Data entries:
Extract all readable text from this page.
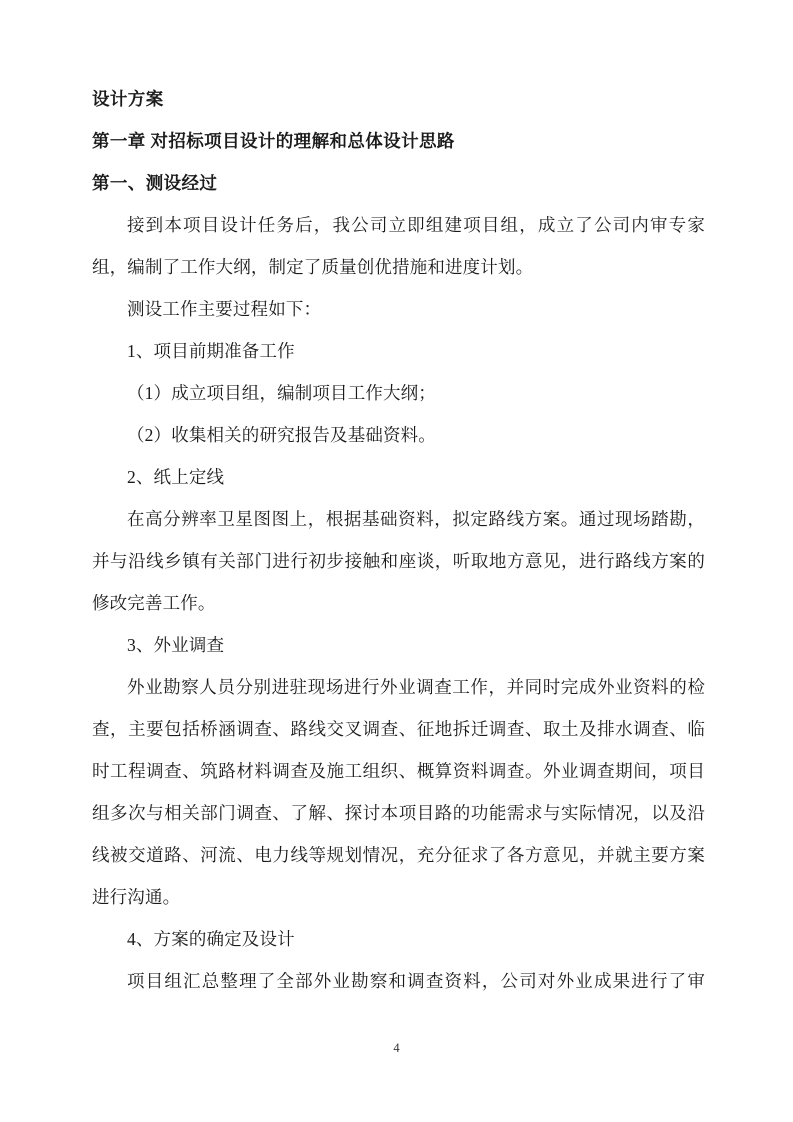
设计方案

第一章 对招标项目设计的理解和总体设计思路

第一、测设经过

接到本项目设计任务后，我公司立即组建项目组，成立了公司内审专家组，编制了工作大纲，制定了质量创优措施和进度计划。

测设工作主要过程如下：

1、项目前期准备工作

（1）成立项目组，编制项目工作大纲；

（2）收集相关的研究报告及基础资料。

2、纸上定线

在高分辨率卫星图图上，根据基础资料，拟定路线方案。通过现场踏勘，并与沿线乡镇有关部门进行初步接触和座谈，听取地方意见，进行路线方案的修改完善工作。

3、外业调查

外业勘察人员分别进驻现场进行外业调查工作，并同时完成外业资料的检查，主要包括桥涵调查、路线交叉调查、征地拆迁调查、取土及排水调查、临时工程调查、筑路材料调查及施工组织、概算资料调查。外业调查期间，项目组多次与相关部门调查、了解、探讨本项目路的功能需求与实际情况，以及沿线被交道路、河流、电力线等规划情况，充分征求了各方意见，并就主要方案进行沟通。

4、方案的确定及设计

项目组汇总整理了全部外业勘察和调查资料，公司对外业成果进行了审

4
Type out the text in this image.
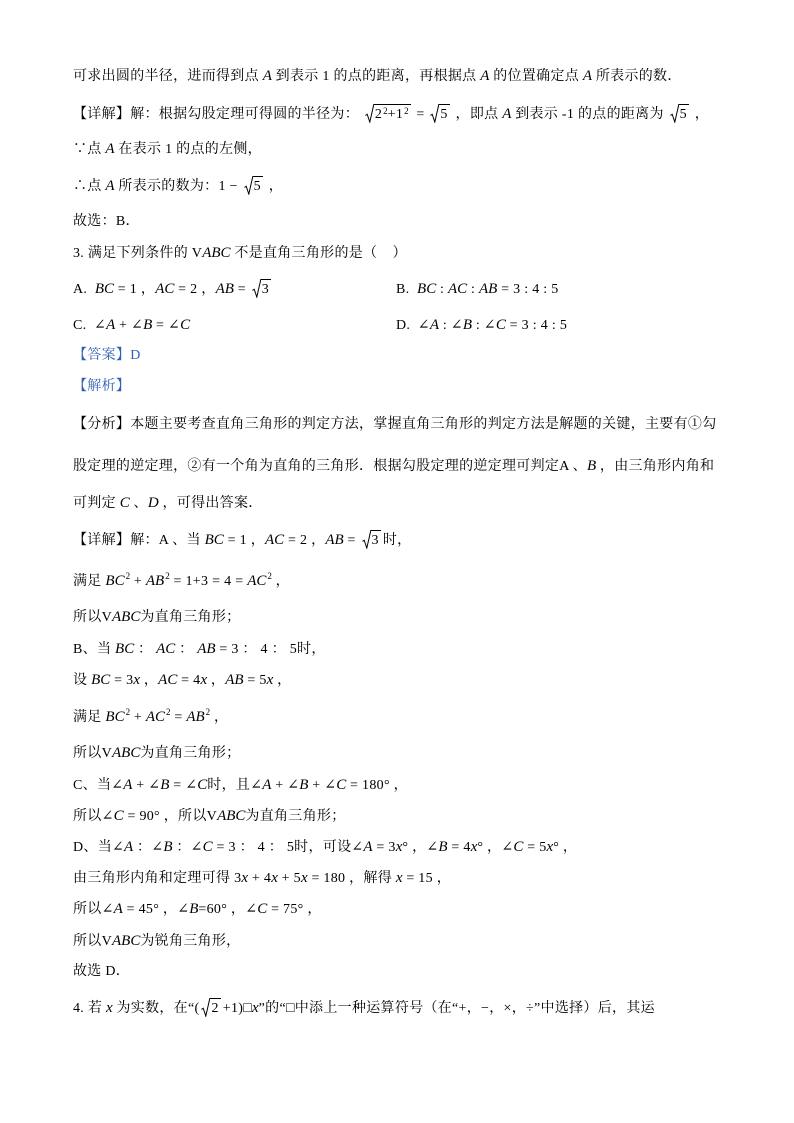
可求出圆的半径，进而得到点 A 到表示 1 的点的距离，再根据点 A 的位置确定点 A 所表示的数．
【详解】解：根据勾股定理可得圆的半径为：
$2^2+1^2$ =
5 ，即点 A 到表示 -1 的点的距离为
5 ，
∵点 A 在表示 1 的点的左侧，
∴点 A 所表示的数为：1 −
5 ，
故选：B．
3. 满足下列条件的 VABC 不是直角三角形的是（    ）
A.  BC = 1 ，AC = 2 ，AB =
3	B.  BC : AC : AB = 3 : 4 : 5
C.  ∠A + ∠B = ∠C	D.  ∠A : ∠B : ∠C = 3 : 4 : 5
【答案】D
【解析】
【分析】本题主要考查直角三角形的判定方法，掌握直角三角形的判定方法是解题的关键，主要有①勾
股定理的逆定理，②有一个角为直角的三角形．根据勾股定理的逆定理可判定A 、B ，由三角形内角和
可判定 C 、D ，可得出答案．
【详解】解：A 、当 BC = 1 ，AC = 2 ，AB =
3 时，
满足 $BC^2 + AB^2 = 1+3 = 4 = AC^2$ ，
所以VABC为直角三角形；
B、当 BC ： AC ： AB = 3 ： 4 ： 5时，
设 BC = 3x ，AC = 4x ，AB = 5x ，
满足 $BC^2 + AC^2 = AB^2$ ，
所以VABC为直角三角形；
C、当∠A + ∠B = ∠C时，且∠A + ∠B + ∠C = 180° ，
所以∠C = 90° ，所以VABC为直角三角形；
D、当∠A ：∠B ：∠C = 3 ： 4 ： 5时，可设∠A = 3x° ，∠B = 4x° ，∠C = 5x° ，
由三角形内角和定理可得 3x + 4x + 5x = 180 ，解得 x = 15 ，
所以∠A = 45° ，∠B=60° ，∠C = 75° ，
所以VABC为锐角三角形，
故选 D．
4. 若 x 为实数，在“( 2 +1)□x”的“□中添上一种运算符号（在“+，−，×，÷”中选择）后，其运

Exercise brief:
Pick out each line that holds the string "this".

Complete response:
Extract all readable text from this page.
Type out the text in this image.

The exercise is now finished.